start
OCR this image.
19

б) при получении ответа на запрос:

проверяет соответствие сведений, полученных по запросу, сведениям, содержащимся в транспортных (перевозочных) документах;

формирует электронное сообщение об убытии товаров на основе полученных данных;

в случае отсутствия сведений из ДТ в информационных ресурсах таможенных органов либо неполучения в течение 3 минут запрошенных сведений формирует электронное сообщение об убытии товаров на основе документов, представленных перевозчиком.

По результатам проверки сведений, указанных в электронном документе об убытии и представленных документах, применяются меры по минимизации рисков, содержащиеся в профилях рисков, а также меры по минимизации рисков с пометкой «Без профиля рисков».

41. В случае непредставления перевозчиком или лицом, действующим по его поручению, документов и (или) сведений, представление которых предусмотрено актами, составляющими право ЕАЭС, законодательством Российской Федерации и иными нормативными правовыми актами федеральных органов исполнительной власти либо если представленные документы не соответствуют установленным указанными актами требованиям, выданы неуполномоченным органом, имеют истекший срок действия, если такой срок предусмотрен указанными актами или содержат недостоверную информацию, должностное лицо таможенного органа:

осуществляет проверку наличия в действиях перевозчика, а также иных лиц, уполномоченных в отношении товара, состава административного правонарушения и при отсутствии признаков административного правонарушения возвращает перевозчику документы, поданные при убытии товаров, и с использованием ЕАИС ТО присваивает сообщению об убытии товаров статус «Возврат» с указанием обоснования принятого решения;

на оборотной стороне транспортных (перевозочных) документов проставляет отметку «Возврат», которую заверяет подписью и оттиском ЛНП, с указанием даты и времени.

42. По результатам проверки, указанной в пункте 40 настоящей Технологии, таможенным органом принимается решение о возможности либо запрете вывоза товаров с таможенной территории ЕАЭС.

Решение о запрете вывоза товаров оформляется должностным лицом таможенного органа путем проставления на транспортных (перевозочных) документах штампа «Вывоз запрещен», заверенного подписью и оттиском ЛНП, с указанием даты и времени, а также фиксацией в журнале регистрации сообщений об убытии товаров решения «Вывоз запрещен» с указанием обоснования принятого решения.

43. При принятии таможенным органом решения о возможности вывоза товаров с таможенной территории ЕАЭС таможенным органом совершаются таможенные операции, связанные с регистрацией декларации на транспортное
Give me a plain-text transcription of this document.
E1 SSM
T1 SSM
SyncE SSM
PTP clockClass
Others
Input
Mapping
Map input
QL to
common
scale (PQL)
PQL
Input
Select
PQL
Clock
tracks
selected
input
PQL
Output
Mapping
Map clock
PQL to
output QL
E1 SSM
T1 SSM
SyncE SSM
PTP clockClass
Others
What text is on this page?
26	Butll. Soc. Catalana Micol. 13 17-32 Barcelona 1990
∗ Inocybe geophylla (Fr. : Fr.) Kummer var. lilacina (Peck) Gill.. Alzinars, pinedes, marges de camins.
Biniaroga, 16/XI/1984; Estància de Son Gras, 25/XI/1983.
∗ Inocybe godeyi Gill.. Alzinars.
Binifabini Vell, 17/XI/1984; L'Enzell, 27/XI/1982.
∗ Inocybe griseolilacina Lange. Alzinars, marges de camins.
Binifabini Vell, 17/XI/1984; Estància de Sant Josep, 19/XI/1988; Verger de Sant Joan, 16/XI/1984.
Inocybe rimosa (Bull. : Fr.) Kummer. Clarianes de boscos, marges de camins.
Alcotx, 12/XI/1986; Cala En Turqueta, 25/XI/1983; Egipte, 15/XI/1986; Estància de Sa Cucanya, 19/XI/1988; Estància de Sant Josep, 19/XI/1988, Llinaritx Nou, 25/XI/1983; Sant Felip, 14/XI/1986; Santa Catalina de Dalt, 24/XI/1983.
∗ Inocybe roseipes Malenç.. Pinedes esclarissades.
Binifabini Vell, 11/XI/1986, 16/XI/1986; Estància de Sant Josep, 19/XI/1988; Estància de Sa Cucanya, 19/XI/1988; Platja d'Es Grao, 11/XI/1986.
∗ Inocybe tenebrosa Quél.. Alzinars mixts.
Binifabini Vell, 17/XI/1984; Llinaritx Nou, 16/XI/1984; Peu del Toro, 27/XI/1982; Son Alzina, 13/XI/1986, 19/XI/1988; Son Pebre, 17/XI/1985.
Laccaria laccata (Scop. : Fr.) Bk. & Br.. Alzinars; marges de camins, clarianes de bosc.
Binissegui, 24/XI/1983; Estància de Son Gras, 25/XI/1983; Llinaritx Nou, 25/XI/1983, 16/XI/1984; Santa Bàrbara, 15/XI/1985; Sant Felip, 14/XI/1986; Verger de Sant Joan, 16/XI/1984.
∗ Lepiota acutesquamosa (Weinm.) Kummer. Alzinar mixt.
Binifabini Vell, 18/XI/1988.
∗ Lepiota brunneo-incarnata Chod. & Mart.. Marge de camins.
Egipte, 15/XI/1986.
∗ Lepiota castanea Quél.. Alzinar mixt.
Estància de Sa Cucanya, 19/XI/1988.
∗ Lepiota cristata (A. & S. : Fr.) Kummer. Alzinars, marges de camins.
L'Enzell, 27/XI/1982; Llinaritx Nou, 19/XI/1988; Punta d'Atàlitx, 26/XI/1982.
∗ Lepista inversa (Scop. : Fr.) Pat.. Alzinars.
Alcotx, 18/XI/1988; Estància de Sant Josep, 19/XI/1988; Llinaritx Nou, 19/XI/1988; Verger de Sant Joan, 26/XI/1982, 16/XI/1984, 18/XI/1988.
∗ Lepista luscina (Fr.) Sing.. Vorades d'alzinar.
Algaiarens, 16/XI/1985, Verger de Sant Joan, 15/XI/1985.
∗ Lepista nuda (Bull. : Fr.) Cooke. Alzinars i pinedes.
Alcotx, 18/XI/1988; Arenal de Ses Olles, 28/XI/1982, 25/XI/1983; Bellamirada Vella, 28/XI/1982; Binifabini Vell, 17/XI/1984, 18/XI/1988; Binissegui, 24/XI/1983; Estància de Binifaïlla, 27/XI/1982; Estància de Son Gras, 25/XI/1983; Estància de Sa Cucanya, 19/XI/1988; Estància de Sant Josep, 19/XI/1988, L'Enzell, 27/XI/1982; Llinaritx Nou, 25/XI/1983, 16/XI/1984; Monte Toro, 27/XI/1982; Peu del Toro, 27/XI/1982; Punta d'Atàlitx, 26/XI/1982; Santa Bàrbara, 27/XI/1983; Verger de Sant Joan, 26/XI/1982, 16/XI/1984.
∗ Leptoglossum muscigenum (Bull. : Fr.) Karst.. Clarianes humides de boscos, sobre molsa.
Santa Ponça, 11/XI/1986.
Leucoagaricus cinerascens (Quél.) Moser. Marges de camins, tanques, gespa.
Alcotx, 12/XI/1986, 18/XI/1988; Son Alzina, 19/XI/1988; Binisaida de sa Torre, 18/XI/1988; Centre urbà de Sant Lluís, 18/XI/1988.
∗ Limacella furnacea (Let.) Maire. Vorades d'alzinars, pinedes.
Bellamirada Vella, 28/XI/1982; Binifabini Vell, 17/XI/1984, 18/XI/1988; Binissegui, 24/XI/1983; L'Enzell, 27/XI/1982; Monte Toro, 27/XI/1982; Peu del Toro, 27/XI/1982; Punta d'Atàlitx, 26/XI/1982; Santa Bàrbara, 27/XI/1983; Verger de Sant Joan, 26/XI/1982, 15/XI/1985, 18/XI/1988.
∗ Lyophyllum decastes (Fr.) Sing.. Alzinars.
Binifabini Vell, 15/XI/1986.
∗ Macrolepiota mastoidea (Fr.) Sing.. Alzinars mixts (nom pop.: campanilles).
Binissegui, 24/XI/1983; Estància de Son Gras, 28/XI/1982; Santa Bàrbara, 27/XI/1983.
end
What this task involves:
Transcribe the data above in full, exactly.

Response:
OCR this image.
19

б) при получении ответа на запрос:

проверяет соответствие сведений, полученных по запросу, сведениям, содержащимся в транспортных (перевозочных) документах;

формирует электронное сообщение об убытии товаров на основе полученных данных;

в случае отсутствия сведений из ДТ в информационных ресурсах таможенных органов либо неполучения в течение 3 минут запрошенных сведений формирует электронное сообщение об убытии товаров на основе документов, представленных перевозчиком.

По результатам проверки сведений, указанных в электронном документе об убытии и представленных документах, применяются меры по минимизации рисков, содержащиеся в профилях рисков, а также меры по минимизации рисков с пометкой «Без профиля рисков».

41. В случае непредставления перевозчиком или лицом, действующим по его поручению, документов и (или) сведений, представление которых предусмотрено актами, составляющими право ЕАЭС, законодательством Российской Федерации и иными нормативными правовыми актами федеральных органов исполнительной власти либо если представленные документы не соответствуют установленным указанными актами требованиям, выданы неуполномоченным органом, имеют истекший срок действия, если такой срок предусмотрен указанными актами или содержат недостоверную информацию, должностное лицо таможенного органа:

осуществляет проверку наличия в действиях перевозчика, а также иных лиц, уполномоченных в отношении товара, состава административного правонарушения и при отсутствии признаков административного правонарушения возвращает перевозчику документы, поданные при убытии товаров, и с использованием ЕАИС ТО присваивает сообщению об убытии товаров статус «Возврат» с указанием обоснования принятого решения;

на оборотной стороне транспортных (перевозочных) документов проставляет отметку «Возврат», которую заверяет подписью и оттиском ЛНП, с указанием даты и времени.

42. По результатам проверки, указанной в пункте 40 настоящей Технологии, таможенным органом принимается решение о возможности либо запрете вывоза товаров с таможенной территории ЕАЭС.

Решение о запрете вывоза товаров оформляется должностным лицом таможенного органа путем проставления на транспортных (перевозочных) документах штампа «Вывоз запрещен», заверенного подписью и оттиском ЛНП, с указанием даты и времени, а также фиксацией в журнале регистрации сообщений об убытии товаров решения «Вывоз запрещен» с указанием обоснования принятого решения.

43. При принятии таможенным органом решения о возможности вывоза товаров с таможенной территории ЕАЭС таможенным органом совершаются таможенные операции, связанные с регистрацией декларации на транспортное
Give me a plain-text transcription of this document.
E1 SSM
T1 SSM
SyncE SSM
PTP clockClass
Others
Input
Mapping
Map input
QL to
common
scale (PQL)
PQL
Input
Select
PQL
Clock
tracks
selected
input
PQL
Output
Mapping
Map clock
PQL to
output QL
E1 SSM
T1 SSM
SyncE SSM
PTP clockClass
Others
What text is on this page?
26	Butll. Soc. Catalana Micol. 13 17-32 Barcelona 1990
∗ Inocybe geophylla (Fr. : Fr.) Kummer var. lilacina (Peck) Gill.. Alzinars, pinedes, marges de camins.
Biniaroga, 16/XI/1984; Estància de Son Gras, 25/XI/1983.
∗ Inocybe godeyi Gill.. Alzinars.
Binifabini Vell, 17/XI/1984; L'Enzell, 27/XI/1982.
∗ Inocybe griseolilacina Lange. Alzinars, marges de camins.
Binifabini Vell, 17/XI/1984; Estància de Sant Josep, 19/XI/1988; Verger de Sant Joan, 16/XI/1984.
Inocybe rimosa (Bull. : Fr.) Kummer. Clarianes de boscos, marges de camins.
Alcotx, 12/XI/1986; Cala En Turqueta, 25/XI/1983; Egipte, 15/XI/1986; Estància de Sa Cucanya, 19/XI/1988; Estància de Sant Josep, 19/XI/1988, Llinaritx Nou, 25/XI/1983; Sant Felip, 14/XI/1986; Santa Catalina de Dalt, 24/XI/1983.
∗ Inocybe roseipes Malenç.. Pinedes esclarissades.
Binifabini Vell, 11/XI/1986, 16/XI/1986; Estància de Sant Josep, 19/XI/1988; Estància de Sa Cucanya, 19/XI/1988; Platja d'Es Grao, 11/XI/1986.
∗ Inocybe tenebrosa Quél.. Alzinars mixts.
Binifabini Vell, 17/XI/1984; Llinaritx Nou, 16/XI/1984; Peu del Toro, 27/XI/1982; Son Alzina, 13/XI/1986, 19/XI/1988; Son Pebre, 17/XI/1985.
Laccaria laccata (Scop. : Fr.) Bk. & Br.. Alzinars; marges de camins, clarianes de bosc.
Binissegui, 24/XI/1983; Estància de Son Gras, 25/XI/1983; Llinaritx Nou, 25/XI/1983, 16/XI/1984; Santa Bàrbara, 15/XI/1985; Sant Felip, 14/XI/1986; Verger de Sant Joan, 16/XI/1984.
∗ Lepiota acutesquamosa (Weinm.) Kummer. Alzinar mixt.
Binifabini Vell, 18/XI/1988.
∗ Lepiota brunneo-incarnata Chod. & Mart.. Marge de camins.
Egipte, 15/XI/1986.
∗ Lepiota castanea Quél.. Alzinar mixt.
Estància de Sa Cucanya, 19/XI/1988.
∗ Lepiota cristata (A. & S. : Fr.) Kummer. Alzinars, marges de camins.
L'Enzell, 27/XI/1982; Llinaritx Nou, 19/XI/1988; Punta d'Atàlitx, 26/XI/1982.
∗ Lepista inversa (Scop. : Fr.) Pat.. Alzinars.
Alcotx, 18/XI/1988; Estància de Sant Josep, 19/XI/1988; Llinaritx Nou, 19/XI/1988; Verger de Sant Joan, 26/XI/1982, 16/XI/1984, 18/XI/1988.
∗ Lepista luscina (Fr.) Sing.. Vorades d'alzinar.
Algaiarens, 16/XI/1985, Verger de Sant Joan, 15/XI/1985.
∗ Lepista nuda (Bull. : Fr.) Cooke. Alzinars i pinedes.
Alcotx, 18/XI/1988; Arenal de Ses Olles, 28/XI/1982, 25/XI/1983; Bellamirada Vella, 28/XI/1982; Binifabini Vell, 17/XI/1984, 18/XI/1988; Binissegui, 24/XI/1983; Estància de Binifaïlla, 27/XI/1982; Estància de Son Gras, 25/XI/1983; Estància de Sa Cucanya, 19/XI/1988; Estància de Sant Josep, 19/XI/1988, L'Enzell, 27/XI/1982; Llinaritx Nou, 25/XI/1983, 16/XI/1984; Monte Toro, 27/XI/1982; Peu del Toro, 27/XI/1982; Punta d'Atàlitx, 26/XI/1982; Santa Bàrbara, 27/XI/1983; Verger de Sant Joan, 26/XI/1982, 16/XI/1984.
∗ Leptoglossum muscigenum (Bull. : Fr.) Karst.. Clarianes humides de boscos, sobre molsa.
Santa Ponça, 11/XI/1986.
Leucoagaricus cinerascens (Quél.) Moser. Marges de camins, tanques, gespa.
Alcotx, 12/XI/1986, 18/XI/1988; Son Alzina, 19/XI/1988; Binisaida de sa Torre, 18/XI/1988; Centre urbà de Sant Lluís, 18/XI/1988.
∗ Limacella furnacea (Let.) Maire. Vorades d'alzinars, pinedes.
Bellamirada Vella, 28/XI/1982; Binifabini Vell, 17/XI/1984, 18/XI/1988; Binissegui, 24/XI/1983; L'Enzell, 27/XI/1982; Monte Toro, 27/XI/1982; Peu del Toro, 27/XI/1982; Punta d'Atàlitx, 26/XI/1982; Santa Bàrbara, 27/XI/1983; Verger de Sant Joan, 26/XI/1982, 15/XI/1985, 18/XI/1988.
∗ Lyophyllum decastes (Fr.) Sing.. Alzinars.
Binifabini Vell, 15/XI/1986.
∗ Macrolepiota mastoidea (Fr.) Sing.. Alzinars mixts (nom pop.: campanilles).
Binissegui, 24/XI/1983; Estància de Son Gras, 28/XI/1982; Santa Bàrbara, 27/XI/1983.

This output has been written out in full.